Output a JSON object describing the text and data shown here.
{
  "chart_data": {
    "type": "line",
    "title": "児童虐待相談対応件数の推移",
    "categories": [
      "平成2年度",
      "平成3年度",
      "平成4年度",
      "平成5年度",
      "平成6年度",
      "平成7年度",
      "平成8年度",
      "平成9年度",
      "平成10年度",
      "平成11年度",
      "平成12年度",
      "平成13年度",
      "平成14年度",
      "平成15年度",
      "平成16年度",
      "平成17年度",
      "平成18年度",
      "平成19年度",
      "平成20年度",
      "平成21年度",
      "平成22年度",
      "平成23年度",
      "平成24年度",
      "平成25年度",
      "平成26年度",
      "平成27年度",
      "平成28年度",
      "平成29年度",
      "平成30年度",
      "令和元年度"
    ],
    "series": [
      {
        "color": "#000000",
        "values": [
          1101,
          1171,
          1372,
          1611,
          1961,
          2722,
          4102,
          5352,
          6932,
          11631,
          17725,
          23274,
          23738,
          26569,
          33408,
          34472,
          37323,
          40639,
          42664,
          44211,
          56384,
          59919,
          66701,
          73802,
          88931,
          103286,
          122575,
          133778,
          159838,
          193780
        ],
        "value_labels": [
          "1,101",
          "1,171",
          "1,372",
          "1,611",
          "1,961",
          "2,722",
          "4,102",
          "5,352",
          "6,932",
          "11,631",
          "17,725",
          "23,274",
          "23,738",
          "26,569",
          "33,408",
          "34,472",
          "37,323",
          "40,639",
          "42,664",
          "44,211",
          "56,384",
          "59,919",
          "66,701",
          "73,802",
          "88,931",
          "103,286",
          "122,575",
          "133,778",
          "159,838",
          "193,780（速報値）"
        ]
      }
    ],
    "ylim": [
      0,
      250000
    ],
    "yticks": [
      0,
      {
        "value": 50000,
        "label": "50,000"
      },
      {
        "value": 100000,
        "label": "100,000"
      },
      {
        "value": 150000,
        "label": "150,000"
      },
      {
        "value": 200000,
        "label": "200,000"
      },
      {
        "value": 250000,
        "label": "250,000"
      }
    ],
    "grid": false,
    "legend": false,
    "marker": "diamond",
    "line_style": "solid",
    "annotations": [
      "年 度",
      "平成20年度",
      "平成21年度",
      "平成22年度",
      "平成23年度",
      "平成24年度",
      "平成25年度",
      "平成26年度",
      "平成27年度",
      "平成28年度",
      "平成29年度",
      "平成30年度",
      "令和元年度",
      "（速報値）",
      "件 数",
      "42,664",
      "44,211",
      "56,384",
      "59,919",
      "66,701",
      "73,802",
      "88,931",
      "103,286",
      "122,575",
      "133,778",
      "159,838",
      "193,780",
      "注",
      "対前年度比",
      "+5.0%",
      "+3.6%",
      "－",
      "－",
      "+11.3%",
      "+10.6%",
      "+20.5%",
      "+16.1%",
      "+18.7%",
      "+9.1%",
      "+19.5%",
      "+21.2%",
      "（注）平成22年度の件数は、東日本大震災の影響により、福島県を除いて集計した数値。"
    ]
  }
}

_ _ _ _

GIVEN TASK: What do the records say? Quote them all exactly.

WRITTEN ANSWER:
Output a JSON object describing the text and data shown here.
{
  "chart_data": {
    "type": "line",
    "title": "児童虐待相談対応件数の推移",
    "categories": [
      "平成2年度",
      "平成3年度",
      "平成4年度",
      "平成5年度",
      "平成6年度",
      "平成7年度",
      "平成8年度",
      "平成9年度",
      "平成10年度",
      "平成11年度",
      "平成12年度",
      "平成13年度",
      "平成14年度",
      "平成15年度",
      "平成16年度",
      "平成17年度",
      "平成18年度",
      "平成19年度",
      "平成20年度",
      "平成21年度",
      "平成22年度",
      "平成23年度",
      "平成24年度",
      "平成25年度",
      "平成26年度",
      "平成27年度",
      "平成28年度",
      "平成29年度",
      "平成30年度",
      "令和元年度"
    ],
    "series": [
      {
        "color": "#000000",
        "values": [
          1101,
          1171,
          1372,
          1611,
          1961,
          2722,
          4102,
          5352,
          6932,
          11631,
          17725,
          23274,
          23738,
          26569,
          33408,
          34472,
          37323,
          40639,
          42664,
          44211,
          56384,
          59919,
          66701,
          73802,
          88931,
          103286,
          122575,
          133778,
          159838,
          193780
        ],
        "value_labels": [
          "1,101",
          "1,171",
          "1,372",
          "1,611",
          "1,961",
          "2,722",
          "4,102",
          "5,352",
          "6,932",
          "11,631",
          "17,725",
          "23,274",
          "23,738",
          "26,569",
          "33,408",
          "34,472",
          "37,323",
          "40,639",
          "42,664",
          "44,211",
          "56,384",
          "59,919",
          "66,701",
          "73,802",
          "88,931",
          "103,286",
          "122,575",
          "133,778",
          "159,838",
          "193,780（速報値）"
        ]
      }
    ],
    "ylim": [
      0,
      250000
    ],
    "yticks": [
      0,
      {
        "value": 50000,
        "label": "50,000"
      },
      {
        "value": 100000,
        "label": "100,000"
      },
      {
        "value": 150000,
        "label": "150,000"
      },
      {
        "value": 200000,
        "label": "200,000"
      },
      {
        "value": 250000,
        "label": "250,000"
      }
    ],
    "grid": false,
    "legend": false,
    "marker": "diamond",
    "line_style": "solid",
    "annotations": [
      "年 度",
      "平成20年度",
      "平成21年度",
      "平成22年度",
      "平成23年度",
      "平成24年度",
      "平成25年度",
      "平成26年度",
      "平成27年度",
      "平成28年度",
      "平成29年度",
      "平成30年度",
      "令和元年度",
      "（速報値）",
      "件 数",
      "42,664",
      "44,211",
      "56,384",
      "59,919",
      "66,701",
      "73,802",
      "88,931",
      "103,286",
      "122,575",
      "133,778",
      "159,838",
      "193,780",
      "注",
      "対前年度比",
      "+5.0%",
      "+3.6%",
      "－",
      "－",
      "+11.3%",
      "+10.6%",
      "+20.5%",
      "+16.1%",
      "+18.7%",
      "+9.1%",
      "+19.5%",
      "+21.2%",
      "（注）平成22年度の件数は、東日本大震災の影響により、福島県を除いて集計した数値。"
    ]
  }
}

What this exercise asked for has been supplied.